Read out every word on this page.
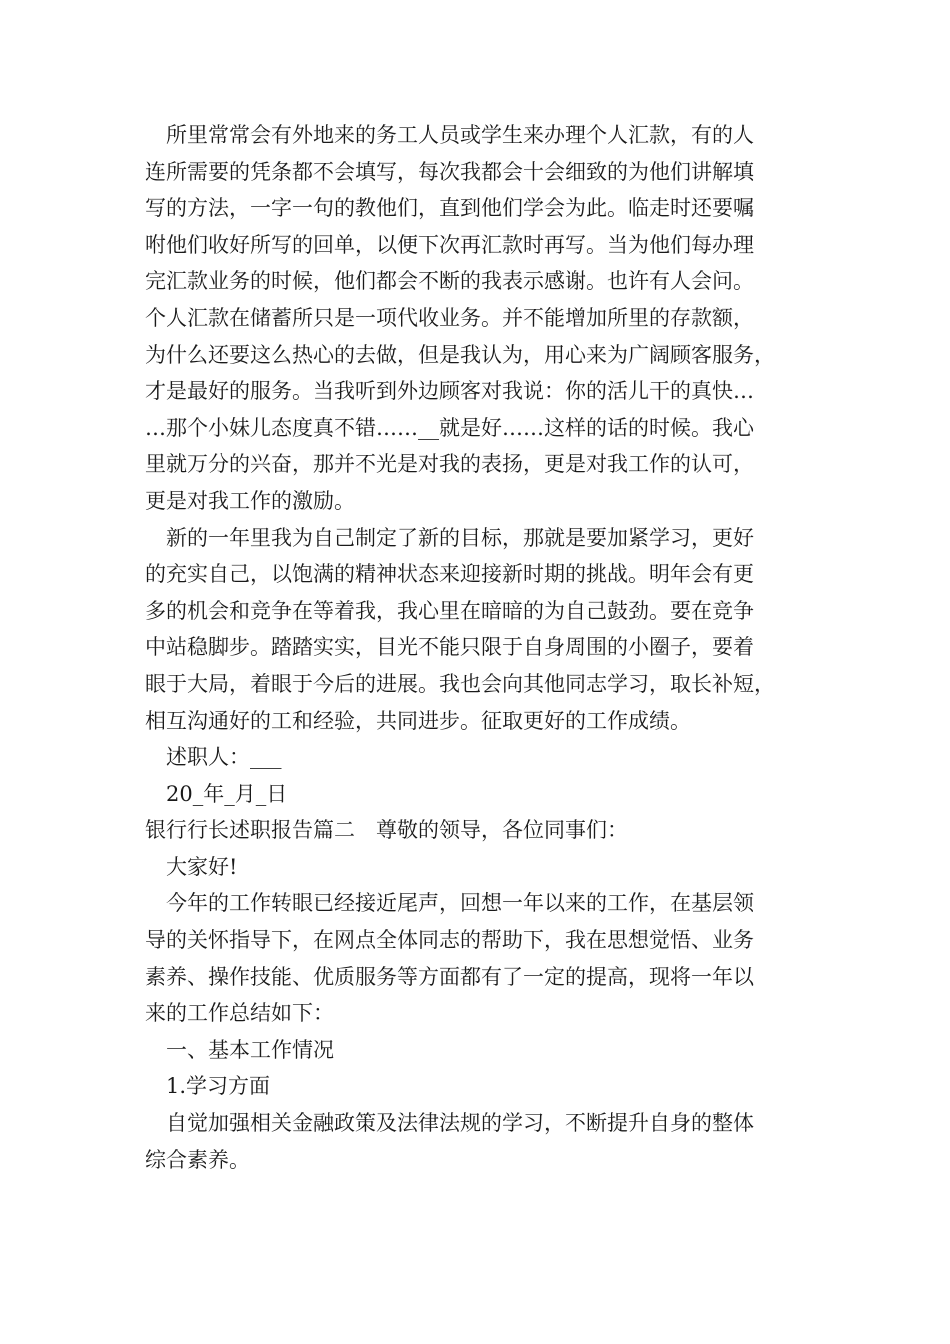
所里常常会有外地来的务工人员或学生来办理个人汇款，有的人
连所需要的凭条都不会填写，每次我都会十会细致的为他们讲解填
写的方法，一字一句的教他们，直到他们学会为此。临走时还要嘱
咐他们收好所写的回单，以便下次再汇款时再写。当为他们每办理
完汇款业务的时候，他们都会不断的我表示感谢。也许有人会问。
个人汇款在储蓄所只是一项代收业务。并不能增加所里的存款额，
为什么还要这么热心的去做，但是我认为，用心来为广阔顾客服务，
才是最好的服务。当我听到外边顾客对我说：你的活儿干的真快…
…那个小妹儿态度真不错……__就是好……这样的话的时候。我心
里就万分的兴奋，那并不光是对我的表扬，更是对我工作的认可，
更是对我工作的激励。
新的一年里我为自己制定了新的目标，那就是要加紧学习，更好
的充实自己，以饱满的精神状态来迎接新时期的挑战。明年会有更
多的机会和竞争在等着我，我心里在暗暗的为自己鼓劲。要在竞争
中站稳脚步。踏踏实实，目光不能只限于自身周围的小圈子，要着
眼于大局，着眼于今后的进展。我也会向其他同志学习，取长补短，
相互沟通好的工和经验，共同进步。征取更好的工作成绩。
述职人：___
20_年_月_日
银行行长述职报告篇二　尊敬的领导，各位同事们：
大家好!
今年的工作转眼已经接近尾声，回想一年以来的工作，在基层领
导的关怀指导下，在网点全体同志的帮助下，我在思想觉悟、业务
素养、操作技能、优质服务等方面都有了一定的提高，现将一年以
来的工作总结如下：
一、基本工作情况
1.学习方面
自觉加强相关金融政策及法律法规的学习，不断提升自身的整体
综合素养。
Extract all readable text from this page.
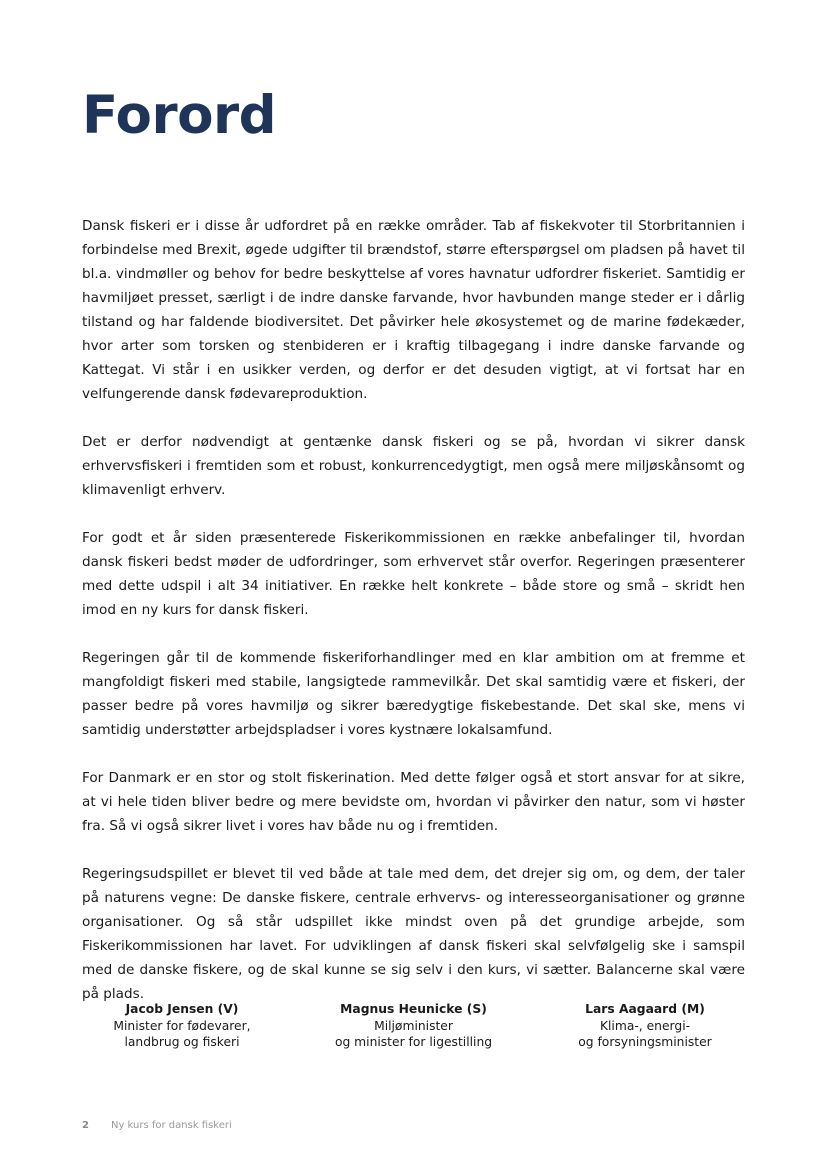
Forord

Dansk fiskeri er i disse år udfordret på en række områder. Tab af fiskekvoter til Storbritannien i forbindelse med Brexit, øgede udgifter til brændstof, større efterspørgsel om pladsen på havet til bl.a. vindmøller og behov for bedre beskyttelse af vores havnatur udfordrer fiskeriet. Samtidig er havmiljøet presset, særligt i de indre danske farvande, hvor havbunden mange steder er i dårlig tilstand og har faldende biodiversitet. Det påvirker hele økosystemet og de marine fødekæder, hvor arter som torsken og stenbideren er i kraftig tilbagegang i indre danske farvande og Kattegat. Vi står i en usikker verden, og derfor er det desuden vigtigt, at vi fortsat har en velfungerende dansk fødevareproduktion.

Det er derfor nødvendigt at gentænke dansk fiskeri og se på, hvordan vi sikrer dansk erhvervsfiskeri i fremtiden som et robust, konkurrencedygtigt, men også mere miljøskånsomt og klimavenligt erhverv.

For godt et år siden præsenterede Fiskerikommissionen en række anbefalinger til, hvordan dansk fiskeri bedst møder de udfordringer, som erhvervet står overfor. Regeringen præsenterer med dette udspil i alt 34 initiativer. En række helt konkrete – både store og små – skridt hen imod en ny kurs for dansk fiskeri.

Regeringen går til de kommende fiskeriforhandlinger med en klar ambition om at fremme et mangfoldigt fiskeri med stabile, langsigtede rammevilkår. Det skal samtidig være et fiskeri, der passer bedre på vores havmiljø og sikrer bæredygtige fiskebestande. Det skal ske, mens vi samtidig understøtter arbejdspladser i vores kystnære lokalsamfund.

For Danmark er en stor og stolt fiskerination. Med dette følger også et stort ansvar for at sikre, at vi hele tiden bliver bedre og mere bevidste om, hvordan vi påvirker den natur, som vi høster fra. Så vi også sikrer livet i vores hav både nu og i fremtiden.

Regeringsudspillet er blevet til ved både at tale med dem, det drejer sig om, og dem, der taler på naturens vegne: De danske fiskere, centrale erhvervs- og interesseorganisationer og grønne organisationer. Og så står udspillet ikke mindst oven på det grundige arbejde, som Fiskerikommissionen har lavet. For udviklingen af dansk fiskeri skal selvfølgelig ske i samspil med de danske fiskere, og de skal kunne se sig selv i den kurs, vi sætter. Balancerne skal være på plads.

Jacob Jensen (V)
Minister for fødevarer,
landbrug og fiskeri
Magnus Heunicke (S)
Miljøminister
og minister for ligestilling
Lars Aagaard (M)
Klima-, energi-
og forsyningsminister
2 Ny kurs for dansk fiskeri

════════

• _Task brief_
Gather every line from the entries above where the word "page" appears, and copy them.

• _The solution_
Read out every word on this page.
Extract all readable text from this page.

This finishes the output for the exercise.